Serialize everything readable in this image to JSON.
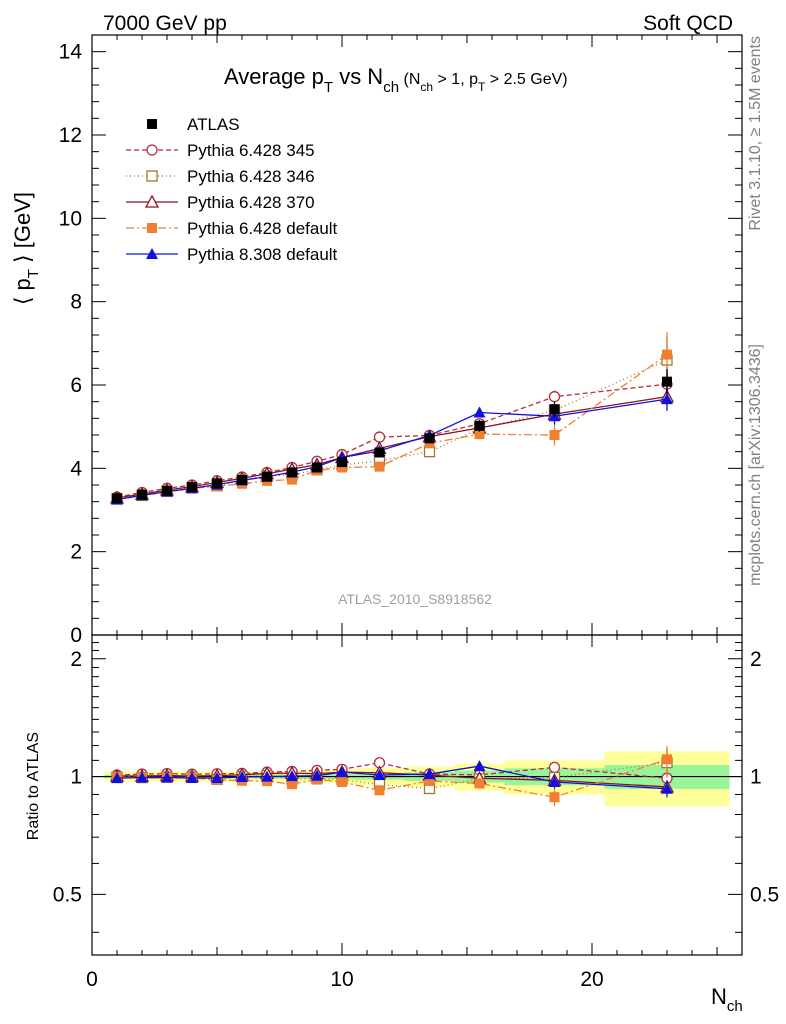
{
  "header": {
    "left": "7000 GeV pp",
    "right": "Soft QCD"
  },
  "side_labels": {
    "rivet": "Rivet 3.1.10, ≥ 1.5M events",
    "mcplots": "mcplots.cern.ch [arXiv:1306.3436]"
  },
  "chart_data": {
    "type": "scatter",
    "title_main": "Average p",
    "title_sub_T": "T",
    "title_vs": " vs N",
    "title_sub_ch": "ch",
    "title_cuts_a": " (N",
    "title_cuts_b": " > 1, p",
    "title_cuts_c": " > 2.5 GeV)",
    "watermark": "ATLAS_2010_S8918562",
    "ylabel_main": "⟨ p",
    "ylabel_sub": "T",
    "ylabel_end": " ⟩ [GeV]",
    "ylabel_ratio": "Ratio to ATLAS",
    "xlabel_main": "N",
    "xlabel_sub": "ch",
    "xlim": [
      0,
      26
    ],
    "ylim": [
      0,
      14.4
    ],
    "ratio_ylim": [
      0.35,
      2.3
    ],
    "x_ticks": [
      "0",
      "10",
      "20"
    ],
    "y_ticks": [
      "0",
      "2",
      "4",
      "6",
      "8",
      "10",
      "12",
      "14"
    ],
    "ratio_ticks": [
      "0.5",
      "1",
      "2"
    ],
    "x": [
      1,
      2,
      3,
      4,
      5,
      6,
      7,
      8,
      9,
      10,
      11.5,
      13.5,
      15.5,
      18.5,
      23
    ],
    "x_bins": [
      [
        0.5,
        1.5
      ],
      [
        1.5,
        2.5
      ],
      [
        2.5,
        3.5
      ],
      [
        3.5,
        4.5
      ],
      [
        4.5,
        5.5
      ],
      [
        5.5,
        6.5
      ],
      [
        6.5,
        7.5
      ],
      [
        7.5,
        8.5
      ],
      [
        8.5,
        9.5
      ],
      [
        9.5,
        10.5
      ],
      [
        10.5,
        12.5
      ],
      [
        12.5,
        14.5
      ],
      [
        14.5,
        16.5
      ],
      [
        16.5,
        20.5
      ],
      [
        20.5,
        25.5
      ]
    ],
    "data": {
      "name": "ATLAS",
      "values": [
        3.28,
        3.37,
        3.46,
        3.55,
        3.64,
        3.72,
        3.8,
        3.9,
        4.02,
        4.15,
        4.38,
        4.72,
        5.02,
        5.42,
        6.08
      ],
      "errors": [
        0.03,
        0.03,
        0.03,
        0.03,
        0.04,
        0.04,
        0.04,
        0.05,
        0.05,
        0.06,
        0.07,
        0.1,
        0.14,
        0.18,
        0.3
      ],
      "color": "#000000"
    },
    "band": {
      "stat": [
        0.01,
        0.01,
        0.01,
        0.01,
        0.01,
        0.01,
        0.012,
        0.012,
        0.013,
        0.015,
        0.018,
        0.025,
        0.035,
        0.05,
        0.07
      ],
      "total": [
        0.03,
        0.03,
        0.03,
        0.03,
        0.03,
        0.03,
        0.03,
        0.03,
        0.035,
        0.04,
        0.05,
        0.06,
        0.08,
        0.1,
        0.16
      ],
      "stat_color": "#99f599",
      "total_color": "#ffff99"
    },
    "series": [
      {
        "name": "Pythia 6.428 345",
        "color": "#b03040",
        "marker": "circle-open",
        "dash": "5,3",
        "values": [
          3.31,
          3.42,
          3.52,
          3.6,
          3.7,
          3.79,
          3.9,
          4.02,
          4.17,
          4.33,
          4.75,
          4.79,
          5.07,
          5.72,
          6.02
        ],
        "errors": [
          0.02,
          0.02,
          0.02,
          0.02,
          0.02,
          0.03,
          0.03,
          0.03,
          0.04,
          0.04,
          0.05,
          0.06,
          0.1,
          0.15,
          0.25
        ]
      },
      {
        "name": "Pythia 6.428 346",
        "color": "#9a7a30",
        "marker": "square-open",
        "dash": "1,3",
        "values": [
          3.27,
          3.35,
          3.45,
          3.54,
          3.58,
          3.72,
          3.82,
          3.84,
          3.97,
          4.08,
          4.18,
          4.4,
          4.95,
          5.39,
          6.6
        ],
        "errors": [
          0.02,
          0.02,
          0.02,
          0.02,
          0.02,
          0.03,
          0.03,
          0.03,
          0.04,
          0.04,
          0.05,
          0.07,
          0.1,
          0.15,
          0.55
        ]
      },
      {
        "name": "Pythia 6.428 370",
        "color": "#8b1020",
        "marker": "triangle-open",
        "dash": "",
        "values": [
          3.29,
          3.38,
          3.48,
          3.56,
          3.66,
          3.76,
          3.87,
          3.98,
          4.09,
          4.26,
          4.48,
          4.76,
          4.97,
          5.3,
          5.72
        ],
        "errors": [
          0.02,
          0.02,
          0.02,
          0.02,
          0.02,
          0.03,
          0.03,
          0.03,
          0.04,
          0.04,
          0.05,
          0.06,
          0.1,
          0.15,
          0.2
        ]
      },
      {
        "name": "Pythia 6.428 default",
        "color": "#f07f30",
        "marker": "square-filled",
        "dash": "8,3,2,3",
        "values": [
          3.27,
          3.35,
          3.43,
          3.52,
          3.57,
          3.63,
          3.7,
          3.73,
          3.95,
          4.02,
          4.04,
          4.6,
          4.82,
          4.8,
          6.73
        ],
        "errors": [
          0.02,
          0.02,
          0.02,
          0.02,
          0.02,
          0.03,
          0.03,
          0.03,
          0.04,
          0.04,
          0.05,
          0.08,
          0.12,
          0.25,
          0.55
        ]
      },
      {
        "name": "Pythia 8.308 default",
        "color": "#1010dd",
        "marker": "triangle-filled",
        "dash": "",
        "values": [
          3.25,
          3.35,
          3.44,
          3.52,
          3.61,
          3.71,
          3.8,
          3.91,
          4.04,
          4.26,
          4.42,
          4.79,
          5.34,
          5.25,
          5.66
        ],
        "errors": [
          0.02,
          0.02,
          0.02,
          0.02,
          0.02,
          0.03,
          0.03,
          0.03,
          0.04,
          0.04,
          0.05,
          0.07,
          0.12,
          0.2,
          0.28
        ]
      }
    ]
  }
}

- _Given exercise_: Go through the listing above and quote it exactly, apart from its images.

- _Response_:
Serialize everything readable in this image to JSON.
{
  "header": {
    "left": "7000 GeV pp",
    "right": "Soft QCD"
  },
  "side_labels": {
    "rivet": "Rivet 3.1.10, ≥ 1.5M events",
    "mcplots": "mcplots.cern.ch [arXiv:1306.3436]"
  },
  "chart_data": {
    "type": "scatter",
    "title_main": "Average p",
    "title_sub_T": "T",
    "title_vs": " vs N",
    "title_sub_ch": "ch",
    "title_cuts_a": " (N",
    "title_cuts_b": " > 1, p",
    "title_cuts_c": " > 2.5 GeV)",
    "watermark": "ATLAS_2010_S8918562",
    "ylabel_main": "⟨ p",
    "ylabel_sub": "T",
    "ylabel_end": " ⟩ [GeV]",
    "ylabel_ratio": "Ratio to ATLAS",
    "xlabel_main": "N",
    "xlabel_sub": "ch",
    "xlim": [
      0,
      26
    ],
    "ylim": [
      0,
      14.4
    ],
    "ratio_ylim": [
      0.35,
      2.3
    ],
    "x_ticks": [
      "0",
      "10",
      "20"
    ],
    "y_ticks": [
      "0",
      "2",
      "4",
      "6",
      "8",
      "10",
      "12",
      "14"
    ],
    "ratio_ticks": [
      "0.5",
      "1",
      "2"
    ],
    "x": [
      1,
      2,
      3,
      4,
      5,
      6,
      7,
      8,
      9,
      10,
      11.5,
      13.5,
      15.5,
      18.5,
      23
    ],
    "x_bins": [
      [
        0.5,
        1.5
      ],
      [
        1.5,
        2.5
      ],
      [
        2.5,
        3.5
      ],
      [
        3.5,
        4.5
      ],
      [
        4.5,
        5.5
      ],
      [
        5.5,
        6.5
      ],
      [
        6.5,
        7.5
      ],
      [
        7.5,
        8.5
      ],
      [
        8.5,
        9.5
      ],
      [
        9.5,
        10.5
      ],
      [
        10.5,
        12.5
      ],
      [
        12.5,
        14.5
      ],
      [
        14.5,
        16.5
      ],
      [
        16.5,
        20.5
      ],
      [
        20.5,
        25.5
      ]
    ],
    "data": {
      "name": "ATLAS",
      "values": [
        3.28,
        3.37,
        3.46,
        3.55,
        3.64,
        3.72,
        3.8,
        3.9,
        4.02,
        4.15,
        4.38,
        4.72,
        5.02,
        5.42,
        6.08
      ],
      "errors": [
        0.03,
        0.03,
        0.03,
        0.03,
        0.04,
        0.04,
        0.04,
        0.05,
        0.05,
        0.06,
        0.07,
        0.1,
        0.14,
        0.18,
        0.3
      ],
      "color": "#000000"
    },
    "band": {
      "stat": [
        0.01,
        0.01,
        0.01,
        0.01,
        0.01,
        0.01,
        0.012,
        0.012,
        0.013,
        0.015,
        0.018,
        0.025,
        0.035,
        0.05,
        0.07
      ],
      "total": [
        0.03,
        0.03,
        0.03,
        0.03,
        0.03,
        0.03,
        0.03,
        0.03,
        0.035,
        0.04,
        0.05,
        0.06,
        0.08,
        0.1,
        0.16
      ],
      "stat_color": "#99f599",
      "total_color": "#ffff99"
    },
    "series": [
      {
        "name": "Pythia 6.428 345",
        "color": "#b03040",
        "marker": "circle-open",
        "dash": "5,3",
        "values": [
          3.31,
          3.42,
          3.52,
          3.6,
          3.7,
          3.79,
          3.9,
          4.02,
          4.17,
          4.33,
          4.75,
          4.79,
          5.07,
          5.72,
          6.02
        ],
        "errors": [
          0.02,
          0.02,
          0.02,
          0.02,
          0.02,
          0.03,
          0.03,
          0.03,
          0.04,
          0.04,
          0.05,
          0.06,
          0.1,
          0.15,
          0.25
        ]
      },
      {
        "name": "Pythia 6.428 346",
        "color": "#9a7a30",
        "marker": "square-open",
        "dash": "1,3",
        "values": [
          3.27,
          3.35,
          3.45,
          3.54,
          3.58,
          3.72,
          3.82,
          3.84,
          3.97,
          4.08,
          4.18,
          4.4,
          4.95,
          5.39,
          6.6
        ],
        "errors": [
          0.02,
          0.02,
          0.02,
          0.02,
          0.02,
          0.03,
          0.03,
          0.03,
          0.04,
          0.04,
          0.05,
          0.07,
          0.1,
          0.15,
          0.55
        ]
      },
      {
        "name": "Pythia 6.428 370",
        "color": "#8b1020",
        "marker": "triangle-open",
        "dash": "",
        "values": [
          3.29,
          3.38,
          3.48,
          3.56,
          3.66,
          3.76,
          3.87,
          3.98,
          4.09,
          4.26,
          4.48,
          4.76,
          4.97,
          5.3,
          5.72
        ],
        "errors": [
          0.02,
          0.02,
          0.02,
          0.02,
          0.02,
          0.03,
          0.03,
          0.03,
          0.04,
          0.04,
          0.05,
          0.06,
          0.1,
          0.15,
          0.2
        ]
      },
      {
        "name": "Pythia 6.428 default",
        "color": "#f07f30",
        "marker": "square-filled",
        "dash": "8,3,2,3",
        "values": [
          3.27,
          3.35,
          3.43,
          3.52,
          3.57,
          3.63,
          3.7,
          3.73,
          3.95,
          4.02,
          4.04,
          4.6,
          4.82,
          4.8,
          6.73
        ],
        "errors": [
          0.02,
          0.02,
          0.02,
          0.02,
          0.02,
          0.03,
          0.03,
          0.03,
          0.04,
          0.04,
          0.05,
          0.08,
          0.12,
          0.25,
          0.55
        ]
      },
      {
        "name": "Pythia 8.308 default",
        "color": "#1010dd",
        "marker": "triangle-filled",
        "dash": "",
        "values": [
          3.25,
          3.35,
          3.44,
          3.52,
          3.61,
          3.71,
          3.8,
          3.91,
          4.04,
          4.26,
          4.42,
          4.79,
          5.34,
          5.25,
          5.66
        ],
        "errors": [
          0.02,
          0.02,
          0.02,
          0.02,
          0.02,
          0.03,
          0.03,
          0.03,
          0.04,
          0.04,
          0.05,
          0.07,
          0.12,
          0.2,
          0.28
        ]
      }
    ]
  }
}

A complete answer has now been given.